--- Begin Data supplied ---
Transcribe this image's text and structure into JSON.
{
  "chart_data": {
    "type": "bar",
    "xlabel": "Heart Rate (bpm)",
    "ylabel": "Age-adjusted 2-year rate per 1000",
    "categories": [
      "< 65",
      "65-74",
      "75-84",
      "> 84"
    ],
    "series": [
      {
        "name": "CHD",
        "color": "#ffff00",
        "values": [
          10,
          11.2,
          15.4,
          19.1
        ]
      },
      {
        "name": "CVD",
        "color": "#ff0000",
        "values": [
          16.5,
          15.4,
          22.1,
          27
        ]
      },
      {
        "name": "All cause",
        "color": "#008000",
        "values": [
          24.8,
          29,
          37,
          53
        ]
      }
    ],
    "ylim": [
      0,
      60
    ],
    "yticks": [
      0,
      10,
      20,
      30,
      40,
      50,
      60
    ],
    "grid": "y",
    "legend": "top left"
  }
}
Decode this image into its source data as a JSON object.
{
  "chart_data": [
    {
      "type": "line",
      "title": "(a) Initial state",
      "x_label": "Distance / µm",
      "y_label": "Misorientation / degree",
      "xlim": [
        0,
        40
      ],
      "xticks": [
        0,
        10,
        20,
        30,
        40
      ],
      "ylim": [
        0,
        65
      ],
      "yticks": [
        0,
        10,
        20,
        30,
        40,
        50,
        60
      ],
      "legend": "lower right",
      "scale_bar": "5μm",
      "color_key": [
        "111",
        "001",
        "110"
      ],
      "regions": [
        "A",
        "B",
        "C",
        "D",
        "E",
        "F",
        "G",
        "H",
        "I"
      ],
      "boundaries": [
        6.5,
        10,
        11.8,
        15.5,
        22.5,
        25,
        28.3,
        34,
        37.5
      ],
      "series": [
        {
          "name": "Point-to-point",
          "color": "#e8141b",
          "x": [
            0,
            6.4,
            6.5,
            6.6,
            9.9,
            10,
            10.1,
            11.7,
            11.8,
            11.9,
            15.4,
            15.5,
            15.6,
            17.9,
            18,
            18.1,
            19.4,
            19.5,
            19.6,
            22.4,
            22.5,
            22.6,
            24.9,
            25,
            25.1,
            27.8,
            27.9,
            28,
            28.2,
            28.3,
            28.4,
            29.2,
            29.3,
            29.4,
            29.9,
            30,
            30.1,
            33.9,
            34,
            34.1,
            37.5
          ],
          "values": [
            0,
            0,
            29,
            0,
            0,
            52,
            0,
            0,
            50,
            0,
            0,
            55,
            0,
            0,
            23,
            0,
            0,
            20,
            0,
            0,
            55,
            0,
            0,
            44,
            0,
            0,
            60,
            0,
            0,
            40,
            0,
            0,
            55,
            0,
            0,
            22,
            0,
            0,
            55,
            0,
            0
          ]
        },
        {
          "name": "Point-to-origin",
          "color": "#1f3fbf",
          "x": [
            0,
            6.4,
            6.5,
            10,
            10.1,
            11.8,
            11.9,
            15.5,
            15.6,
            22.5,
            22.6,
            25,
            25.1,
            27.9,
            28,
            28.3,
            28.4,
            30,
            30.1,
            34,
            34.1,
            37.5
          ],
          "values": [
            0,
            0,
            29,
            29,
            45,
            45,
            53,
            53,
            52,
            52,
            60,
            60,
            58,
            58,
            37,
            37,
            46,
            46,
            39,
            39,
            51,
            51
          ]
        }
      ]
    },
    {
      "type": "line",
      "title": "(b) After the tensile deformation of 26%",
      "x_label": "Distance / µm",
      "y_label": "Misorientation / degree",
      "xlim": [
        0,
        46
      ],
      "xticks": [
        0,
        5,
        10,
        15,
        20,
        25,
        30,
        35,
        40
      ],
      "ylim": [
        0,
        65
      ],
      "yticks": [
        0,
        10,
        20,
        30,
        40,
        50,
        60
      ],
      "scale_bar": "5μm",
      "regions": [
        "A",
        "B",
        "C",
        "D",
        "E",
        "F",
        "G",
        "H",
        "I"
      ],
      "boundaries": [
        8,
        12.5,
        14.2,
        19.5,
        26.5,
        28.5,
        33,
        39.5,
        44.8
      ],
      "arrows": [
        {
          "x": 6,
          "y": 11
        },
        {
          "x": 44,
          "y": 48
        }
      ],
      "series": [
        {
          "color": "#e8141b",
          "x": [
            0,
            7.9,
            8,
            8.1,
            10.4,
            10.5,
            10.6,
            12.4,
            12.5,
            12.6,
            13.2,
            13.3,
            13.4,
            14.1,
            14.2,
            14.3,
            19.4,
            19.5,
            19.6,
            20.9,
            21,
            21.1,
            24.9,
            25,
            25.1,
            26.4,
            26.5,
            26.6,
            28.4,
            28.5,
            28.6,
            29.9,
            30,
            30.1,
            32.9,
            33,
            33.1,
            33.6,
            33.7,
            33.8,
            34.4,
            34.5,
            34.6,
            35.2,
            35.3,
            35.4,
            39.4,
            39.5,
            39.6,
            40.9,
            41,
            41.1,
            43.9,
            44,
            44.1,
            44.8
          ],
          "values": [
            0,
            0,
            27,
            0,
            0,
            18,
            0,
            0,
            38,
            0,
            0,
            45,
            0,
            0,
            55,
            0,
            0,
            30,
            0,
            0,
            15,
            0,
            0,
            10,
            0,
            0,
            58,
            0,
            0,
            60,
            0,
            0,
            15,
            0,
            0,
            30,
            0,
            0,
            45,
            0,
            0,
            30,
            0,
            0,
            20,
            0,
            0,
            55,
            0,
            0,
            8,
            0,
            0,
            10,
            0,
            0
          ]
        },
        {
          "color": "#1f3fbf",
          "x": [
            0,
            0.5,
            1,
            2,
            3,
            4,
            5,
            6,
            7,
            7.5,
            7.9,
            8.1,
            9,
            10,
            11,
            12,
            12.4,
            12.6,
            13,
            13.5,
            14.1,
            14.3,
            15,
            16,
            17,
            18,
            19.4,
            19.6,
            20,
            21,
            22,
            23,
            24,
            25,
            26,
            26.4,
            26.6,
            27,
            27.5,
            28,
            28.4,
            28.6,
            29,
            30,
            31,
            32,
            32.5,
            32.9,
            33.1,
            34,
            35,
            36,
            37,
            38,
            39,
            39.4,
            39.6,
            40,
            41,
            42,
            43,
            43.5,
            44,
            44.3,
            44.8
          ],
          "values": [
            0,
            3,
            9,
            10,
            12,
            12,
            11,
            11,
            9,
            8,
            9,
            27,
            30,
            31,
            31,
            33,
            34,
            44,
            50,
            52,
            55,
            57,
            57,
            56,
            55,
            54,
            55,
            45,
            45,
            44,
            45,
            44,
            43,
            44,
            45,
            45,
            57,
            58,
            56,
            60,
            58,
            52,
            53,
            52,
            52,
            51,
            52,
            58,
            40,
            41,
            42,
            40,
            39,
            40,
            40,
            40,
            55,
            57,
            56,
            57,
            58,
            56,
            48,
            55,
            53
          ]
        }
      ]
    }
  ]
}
--- End Data supplied ---
**Aim of the task**
Produce a verbatim transcription of the entries above.

**Result**
Transcribe this image's text and structure into JSON.
{
  "chart_data": {
    "type": "bar",
    "xlabel": "Heart Rate (bpm)",
    "ylabel": "Age-adjusted 2-year rate per 1000",
    "categories": [
      "< 65",
      "65-74",
      "75-84",
      "> 84"
    ],
    "series": [
      {
        "name": "CHD",
        "color": "#ffff00",
        "values": [
          10,
          11.2,
          15.4,
          19.1
        ]
      },
      {
        "name": "CVD",
        "color": "#ff0000",
        "values": [
          16.5,
          15.4,
          22.1,
          27
        ]
      },
      {
        "name": "All cause",
        "color": "#008000",
        "values": [
          24.8,
          29,
          37,
          53
        ]
      }
    ],
    "ylim": [
      0,
      60
    ],
    "yticks": [
      0,
      10,
      20,
      30,
      40,
      50,
      60
    ],
    "grid": "y",
    "legend": "top left"
  }
}
Decode this image into its source data as a JSON object.
{
  "chart_data": [
    {
      "type": "line",
      "title": "(a) Initial state",
      "x_label": "Distance / µm",
      "y_label": "Misorientation / degree",
      "xlim": [
        0,
        40
      ],
      "xticks": [
        0,
        10,
        20,
        30,
        40
      ],
      "ylim": [
        0,
        65
      ],
      "yticks": [
        0,
        10,
        20,
        30,
        40,
        50,
        60
      ],
      "legend": "lower right",
      "scale_bar": "5μm",
      "color_key": [
        "111",
        "001",
        "110"
      ],
      "regions": [
        "A",
        "B",
        "C",
        "D",
        "E",
        "F",
        "G",
        "H",
        "I"
      ],
      "boundaries": [
        6.5,
        10,
        11.8,
        15.5,
        22.5,
        25,
        28.3,
        34,
        37.5
      ],
      "series": [
        {
          "name": "Point-to-point",
          "color": "#e8141b",
          "x": [
            0,
            6.4,
            6.5,
            6.6,
            9.9,
            10,
            10.1,
            11.7,
            11.8,
            11.9,
            15.4,
            15.5,
            15.6,
            17.9,
            18,
            18.1,
            19.4,
            19.5,
            19.6,
            22.4,
            22.5,
            22.6,
            24.9,
            25,
            25.1,
            27.8,
            27.9,
            28,
            28.2,
            28.3,
            28.4,
            29.2,
            29.3,
            29.4,
            29.9,
            30,
            30.1,
            33.9,
            34,
            34.1,
            37.5
          ],
          "values": [
            0,
            0,
            29,
            0,
            0,
            52,
            0,
            0,
            50,
            0,
            0,
            55,
            0,
            0,
            23,
            0,
            0,
            20,
            0,
            0,
            55,
            0,
            0,
            44,
            0,
            0,
            60,
            0,
            0,
            40,
            0,
            0,
            55,
            0,
            0,
            22,
            0,
            0,
            55,
            0,
            0
          ]
        },
        {
          "name": "Point-to-origin",
          "color": "#1f3fbf",
          "x": [
            0,
            6.4,
            6.5,
            10,
            10.1,
            11.8,
            11.9,
            15.5,
            15.6,
            22.5,
            22.6,
            25,
            25.1,
            27.9,
            28,
            28.3,
            28.4,
            30,
            30.1,
            34,
            34.1,
            37.5
          ],
          "values": [
            0,
            0,
            29,
            29,
            45,
            45,
            53,
            53,
            52,
            52,
            60,
            60,
            58,
            58,
            37,
            37,
            46,
            46,
            39,
            39,
            51,
            51
          ]
        }
      ]
    },
    {
      "type": "line",
      "title": "(b) After the tensile deformation of 26%",
      "x_label": "Distance / µm",
      "y_label": "Misorientation / degree",
      "xlim": [
        0,
        46
      ],
      "xticks": [
        0,
        5,
        10,
        15,
        20,
        25,
        30,
        35,
        40
      ],
      "ylim": [
        0,
        65
      ],
      "yticks": [
        0,
        10,
        20,
        30,
        40,
        50,
        60
      ],
      "scale_bar": "5μm",
      "regions": [
        "A",
        "B",
        "C",
        "D",
        "E",
        "F",
        "G",
        "H",
        "I"
      ],
      "boundaries": [
        8,
        12.5,
        14.2,
        19.5,
        26.5,
        28.5,
        33,
        39.5,
        44.8
      ],
      "arrows": [
        {
          "x": 6,
          "y": 11
        },
        {
          "x": 44,
          "y": 48
        }
      ],
      "series": [
        {
          "color": "#e8141b",
          "x": [
            0,
            7.9,
            8,
            8.1,
            10.4,
            10.5,
            10.6,
            12.4,
            12.5,
            12.6,
            13.2,
            13.3,
            13.4,
            14.1,
            14.2,
            14.3,
            19.4,
            19.5,
            19.6,
            20.9,
            21,
            21.1,
            24.9,
            25,
            25.1,
            26.4,
            26.5,
            26.6,
            28.4,
            28.5,
            28.6,
            29.9,
            30,
            30.1,
            32.9,
            33,
            33.1,
            33.6,
            33.7,
            33.8,
            34.4,
            34.5,
            34.6,
            35.2,
            35.3,
            35.4,
            39.4,
            39.5,
            39.6,
            40.9,
            41,
            41.1,
            43.9,
            44,
            44.1,
            44.8
          ],
          "values": [
            0,
            0,
            27,
            0,
            0,
            18,
            0,
            0,
            38,
            0,
            0,
            45,
            0,
            0,
            55,
            0,
            0,
            30,
            0,
            0,
            15,
            0,
            0,
            10,
            0,
            0,
            58,
            0,
            0,
            60,
            0,
            0,
            15,
            0,
            0,
            30,
            0,
            0,
            45,
            0,
            0,
            30,
            0,
            0,
            20,
            0,
            0,
            55,
            0,
            0,
            8,
            0,
            0,
            10,
            0,
            0
          ]
        },
        {
          "color": "#1f3fbf",
          "x": [
            0,
            0.5,
            1,
            2,
            3,
            4,
            5,
            6,
            7,
            7.5,
            7.9,
            8.1,
            9,
            10,
            11,
            12,
            12.4,
            12.6,
            13,
            13.5,
            14.1,
            14.3,
            15,
            16,
            17,
            18,
            19.4,
            19.6,
            20,
            21,
            22,
            23,
            24,
            25,
            26,
            26.4,
            26.6,
            27,
            27.5,
            28,
            28.4,
            28.6,
            29,
            30,
            31,
            32,
            32.5,
            32.9,
            33.1,
            34,
            35,
            36,
            37,
            38,
            39,
            39.4,
            39.6,
            40,
            41,
            42,
            43,
            43.5,
            44,
            44.3,
            44.8
          ],
          "values": [
            0,
            3,
            9,
            10,
            12,
            12,
            11,
            11,
            9,
            8,
            9,
            27,
            30,
            31,
            31,
            33,
            34,
            44,
            50,
            52,
            55,
            57,
            57,
            56,
            55,
            54,
            55,
            45,
            45,
            44,
            45,
            44,
            43,
            44,
            45,
            45,
            57,
            58,
            56,
            60,
            58,
            52,
            53,
            52,
            52,
            51,
            52,
            58,
            40,
            41,
            42,
            40,
            39,
            40,
            40,
            40,
            55,
            57,
            56,
            57,
            58,
            56,
            48,
            55,
            53
          ]
        }
      ]
    }
  ]
}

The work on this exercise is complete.